**Required work**
Reproduce each of the lines below verbatim, in the same order, without changing anything.

**Given records**
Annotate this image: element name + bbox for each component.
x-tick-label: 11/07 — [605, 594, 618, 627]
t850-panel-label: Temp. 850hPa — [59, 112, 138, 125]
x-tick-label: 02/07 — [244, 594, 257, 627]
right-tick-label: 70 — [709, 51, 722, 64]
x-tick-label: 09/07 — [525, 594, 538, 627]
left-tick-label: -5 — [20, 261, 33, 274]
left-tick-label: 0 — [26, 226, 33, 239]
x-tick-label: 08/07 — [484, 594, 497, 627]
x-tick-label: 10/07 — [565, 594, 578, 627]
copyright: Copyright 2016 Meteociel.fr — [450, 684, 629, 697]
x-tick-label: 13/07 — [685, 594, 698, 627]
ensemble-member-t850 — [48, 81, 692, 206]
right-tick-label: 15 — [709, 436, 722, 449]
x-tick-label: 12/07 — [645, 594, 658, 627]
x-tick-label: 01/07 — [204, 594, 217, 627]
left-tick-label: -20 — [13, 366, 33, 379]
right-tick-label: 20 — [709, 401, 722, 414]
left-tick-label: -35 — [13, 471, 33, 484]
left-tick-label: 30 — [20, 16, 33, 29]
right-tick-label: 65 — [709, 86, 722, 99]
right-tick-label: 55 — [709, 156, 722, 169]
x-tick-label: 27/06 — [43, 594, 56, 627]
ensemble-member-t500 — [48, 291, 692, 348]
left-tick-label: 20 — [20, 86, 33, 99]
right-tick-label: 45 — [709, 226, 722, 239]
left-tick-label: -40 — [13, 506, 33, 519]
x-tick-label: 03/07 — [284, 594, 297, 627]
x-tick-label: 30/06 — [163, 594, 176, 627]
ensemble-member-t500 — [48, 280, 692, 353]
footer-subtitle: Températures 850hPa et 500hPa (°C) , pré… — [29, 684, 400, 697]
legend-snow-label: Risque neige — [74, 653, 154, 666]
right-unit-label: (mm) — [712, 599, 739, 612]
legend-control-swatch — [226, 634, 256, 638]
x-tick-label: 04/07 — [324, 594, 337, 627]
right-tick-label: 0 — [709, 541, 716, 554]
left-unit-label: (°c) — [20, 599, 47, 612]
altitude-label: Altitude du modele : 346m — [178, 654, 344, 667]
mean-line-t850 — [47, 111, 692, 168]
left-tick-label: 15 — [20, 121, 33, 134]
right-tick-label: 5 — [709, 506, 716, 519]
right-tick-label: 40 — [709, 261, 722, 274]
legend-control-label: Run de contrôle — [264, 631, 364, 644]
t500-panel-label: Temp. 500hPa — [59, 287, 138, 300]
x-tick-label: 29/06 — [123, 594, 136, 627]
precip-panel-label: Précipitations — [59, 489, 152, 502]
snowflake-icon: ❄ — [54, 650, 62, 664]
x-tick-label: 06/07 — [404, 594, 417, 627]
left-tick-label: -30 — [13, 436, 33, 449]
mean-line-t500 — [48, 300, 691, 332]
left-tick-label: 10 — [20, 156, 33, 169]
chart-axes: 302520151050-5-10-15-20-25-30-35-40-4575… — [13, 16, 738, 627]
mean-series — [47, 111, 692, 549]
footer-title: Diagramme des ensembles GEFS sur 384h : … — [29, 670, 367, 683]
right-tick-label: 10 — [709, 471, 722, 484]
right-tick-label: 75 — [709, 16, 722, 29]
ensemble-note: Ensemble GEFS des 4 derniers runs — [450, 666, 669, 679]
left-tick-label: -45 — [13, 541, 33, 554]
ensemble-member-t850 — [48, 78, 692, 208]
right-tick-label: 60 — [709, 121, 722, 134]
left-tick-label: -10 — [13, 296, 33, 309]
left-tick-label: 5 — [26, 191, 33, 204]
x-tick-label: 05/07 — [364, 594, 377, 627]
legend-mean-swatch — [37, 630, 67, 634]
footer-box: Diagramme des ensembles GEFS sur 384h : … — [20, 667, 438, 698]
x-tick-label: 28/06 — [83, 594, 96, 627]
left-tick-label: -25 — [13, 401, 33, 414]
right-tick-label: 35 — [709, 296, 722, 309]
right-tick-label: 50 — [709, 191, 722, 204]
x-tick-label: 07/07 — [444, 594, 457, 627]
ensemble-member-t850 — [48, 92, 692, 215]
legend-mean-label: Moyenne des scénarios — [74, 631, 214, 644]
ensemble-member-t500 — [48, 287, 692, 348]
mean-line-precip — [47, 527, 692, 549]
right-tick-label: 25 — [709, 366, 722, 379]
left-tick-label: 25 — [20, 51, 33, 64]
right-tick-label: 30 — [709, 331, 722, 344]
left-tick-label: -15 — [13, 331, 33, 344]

**Response**
Annotate this image: element name + bbox for each component.
x-tick-label: 11/07 — [605, 594, 618, 627]
t850-panel-label: Temp. 850hPa — [59, 112, 138, 125]
x-tick-label: 02/07 — [244, 594, 257, 627]
right-tick-label: 70 — [709, 51, 722, 64]
x-tick-label: 09/07 — [525, 594, 538, 627]
left-tick-label: -5 — [20, 261, 33, 274]
left-tick-label: 0 — [26, 226, 33, 239]
x-tick-label: 08/07 — [484, 594, 497, 627]
x-tick-label: 10/07 — [565, 594, 578, 627]
copyright: Copyright 2016 Meteociel.fr — [450, 684, 629, 697]
x-tick-label: 13/07 — [685, 594, 698, 627]
ensemble-member-t850 — [48, 81, 692, 206]
right-tick-label: 15 — [709, 436, 722, 449]
x-tick-label: 12/07 — [645, 594, 658, 627]
x-tick-label: 01/07 — [204, 594, 217, 627]
left-tick-label: -20 — [13, 366, 33, 379]
right-tick-label: 20 — [709, 401, 722, 414]
left-tick-label: -35 — [13, 471, 33, 484]
left-tick-label: 30 — [20, 16, 33, 29]
right-tick-label: 65 — [709, 86, 722, 99]
right-tick-label: 55 — [709, 156, 722, 169]
x-tick-label: 27/06 — [43, 594, 56, 627]
ensemble-member-t500 — [48, 291, 692, 348]
left-tick-label: 20 — [20, 86, 33, 99]
right-tick-label: 45 — [709, 226, 722, 239]
left-tick-label: -40 — [13, 506, 33, 519]
x-tick-label: 03/07 — [284, 594, 297, 627]
x-tick-label: 30/06 — [163, 594, 176, 627]
ensemble-member-t500 — [48, 280, 692, 353]
footer-subtitle: Températures 850hPa et 500hPa (°C) , pré… — [29, 684, 400, 697]
legend-snow-label: Risque neige — [74, 653, 154, 666]
right-unit-label: (mm) — [712, 599, 739, 612]
legend-control-swatch — [226, 634, 256, 638]
x-tick-label: 04/07 — [324, 594, 337, 627]
right-tick-label: 0 — [709, 541, 716, 554]
left-unit-label: (°c) — [20, 599, 47, 612]
altitude-label: Altitude du modele : 346m — [178, 654, 344, 667]
mean-line-t850 — [47, 111, 692, 168]
left-tick-label: 15 — [20, 121, 33, 134]
right-tick-label: 5 — [709, 506, 716, 519]
right-tick-label: 40 — [709, 261, 722, 274]
legend-control-label: Run de contrôle — [264, 631, 364, 644]
t500-panel-label: Temp. 500hPa — [59, 287, 138, 300]
x-tick-label: 29/06 — [123, 594, 136, 627]
precip-panel-label: Précipitations — [59, 489, 152, 502]
snowflake-icon: ❄ — [54, 650, 62, 664]
x-tick-label: 06/07 — [404, 594, 417, 627]
left-tick-label: -30 — [13, 436, 33, 449]
mean-line-t500 — [48, 300, 691, 332]
left-tick-label: 10 — [20, 156, 33, 169]
chart-axes: 302520151050-5-10-15-20-25-30-35-40-4575… — [13, 16, 738, 627]
mean-series — [47, 111, 692, 549]
footer-title: Diagramme des ensembles GEFS sur 384h : … — [29, 670, 367, 683]
right-tick-label: 10 — [709, 471, 722, 484]
right-tick-label: 75 — [709, 16, 722, 29]
ensemble-note: Ensemble GEFS des 4 derniers runs — [450, 666, 669, 679]
left-tick-label: -45 — [13, 541, 33, 554]
ensemble-member-t850 — [48, 78, 692, 208]
right-tick-label: 60 — [709, 121, 722, 134]
left-tick-label: -10 — [13, 296, 33, 309]
left-tick-label: 5 — [26, 191, 33, 204]
x-tick-label: 05/07 — [364, 594, 377, 627]
legend-mean-swatch — [37, 630, 67, 634]
footer-box: Diagramme des ensembles GEFS sur 384h : … — [20, 667, 438, 698]
x-tick-label: 28/06 — [83, 594, 96, 627]
left-tick-label: -25 — [13, 401, 33, 414]
right-tick-label: 35 — [709, 296, 722, 309]
right-tick-label: 50 — [709, 191, 722, 204]
x-tick-label: 07/07 — [444, 594, 457, 627]
ensemble-member-t850 — [48, 92, 692, 215]
legend-mean-label: Moyenne des scénarios — [74, 631, 214, 644]
ensemble-member-t500 — [48, 287, 692, 348]
mean-line-precip — [47, 527, 692, 549]
right-tick-label: 25 — [709, 366, 722, 379]
left-tick-label: 25 — [20, 51, 33, 64]
right-tick-label: 30 — [709, 331, 722, 344]
left-tick-label: -15 — [13, 331, 33, 344]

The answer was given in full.